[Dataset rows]
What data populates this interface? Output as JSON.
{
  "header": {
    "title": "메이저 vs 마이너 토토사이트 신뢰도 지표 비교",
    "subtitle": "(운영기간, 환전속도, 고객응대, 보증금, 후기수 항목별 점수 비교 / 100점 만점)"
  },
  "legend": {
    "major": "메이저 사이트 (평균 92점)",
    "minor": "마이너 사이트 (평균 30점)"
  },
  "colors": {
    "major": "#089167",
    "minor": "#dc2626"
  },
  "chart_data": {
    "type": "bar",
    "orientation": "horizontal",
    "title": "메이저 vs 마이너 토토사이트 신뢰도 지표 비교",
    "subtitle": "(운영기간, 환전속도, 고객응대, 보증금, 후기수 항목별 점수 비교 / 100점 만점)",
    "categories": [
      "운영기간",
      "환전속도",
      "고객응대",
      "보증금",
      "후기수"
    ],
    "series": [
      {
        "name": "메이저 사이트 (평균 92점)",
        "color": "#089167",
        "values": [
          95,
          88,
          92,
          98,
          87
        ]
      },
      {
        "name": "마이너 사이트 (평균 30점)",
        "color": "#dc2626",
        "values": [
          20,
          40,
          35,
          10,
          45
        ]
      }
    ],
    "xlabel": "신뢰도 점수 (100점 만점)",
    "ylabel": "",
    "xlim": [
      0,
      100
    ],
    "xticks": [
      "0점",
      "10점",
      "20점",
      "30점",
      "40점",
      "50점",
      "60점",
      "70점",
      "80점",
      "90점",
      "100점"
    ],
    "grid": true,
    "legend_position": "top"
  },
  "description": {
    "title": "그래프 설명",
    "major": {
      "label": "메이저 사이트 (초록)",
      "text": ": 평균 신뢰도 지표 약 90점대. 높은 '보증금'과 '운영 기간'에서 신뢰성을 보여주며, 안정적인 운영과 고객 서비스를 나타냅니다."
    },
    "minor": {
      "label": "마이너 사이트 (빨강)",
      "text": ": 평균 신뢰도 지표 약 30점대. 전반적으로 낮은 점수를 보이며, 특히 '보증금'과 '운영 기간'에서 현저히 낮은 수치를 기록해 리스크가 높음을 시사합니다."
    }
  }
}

* Problem statement *
Quote the entire listing above exactly.

* Result of the exercise *
What data populates this interface? Output as JSON.
{
  "header": {
    "title": "메이저 vs 마이너 토토사이트 신뢰도 지표 비교",
    "subtitle": "(운영기간, 환전속도, 고객응대, 보증금, 후기수 항목별 점수 비교 / 100점 만점)"
  },
  "legend": {
    "major": "메이저 사이트 (평균 92점)",
    "minor": "마이너 사이트 (평균 30점)"
  },
  "colors": {
    "major": "#089167",
    "minor": "#dc2626"
  },
  "chart_data": {
    "type": "bar",
    "orientation": "horizontal",
    "title": "메이저 vs 마이너 토토사이트 신뢰도 지표 비교",
    "subtitle": "(운영기간, 환전속도, 고객응대, 보증금, 후기수 항목별 점수 비교 / 100점 만점)",
    "categories": [
      "운영기간",
      "환전속도",
      "고객응대",
      "보증금",
      "후기수"
    ],
    "series": [
      {
        "name": "메이저 사이트 (평균 92점)",
        "color": "#089167",
        "values": [
          95,
          88,
          92,
          98,
          87
        ]
      },
      {
        "name": "마이너 사이트 (평균 30점)",
        "color": "#dc2626",
        "values": [
          20,
          40,
          35,
          10,
          45
        ]
      }
    ],
    "xlabel": "신뢰도 점수 (100점 만점)",
    "ylabel": "",
    "xlim": [
      0,
      100
    ],
    "xticks": [
      "0점",
      "10점",
      "20점",
      "30점",
      "40점",
      "50점",
      "60점",
      "70점",
      "80점",
      "90점",
      "100점"
    ],
    "grid": true,
    "legend_position": "top"
  },
  "description": {
    "title": "그래프 설명",
    "major": {
      "label": "메이저 사이트 (초록)",
      "text": ": 평균 신뢰도 지표 약 90점대. 높은 '보증금'과 '운영 기간'에서 신뢰성을 보여주며, 안정적인 운영과 고객 서비스를 나타냅니다."
    },
    "minor": {
      "label": "마이너 사이트 (빨강)",
      "text": ": 평균 신뢰도 지표 약 30점대. 전반적으로 낮은 점수를 보이며, 특히 '보증금'과 '운영 기간'에서 현저히 낮은 수치를 기록해 리스크가 높음을 시사합니다."
    }
  }
}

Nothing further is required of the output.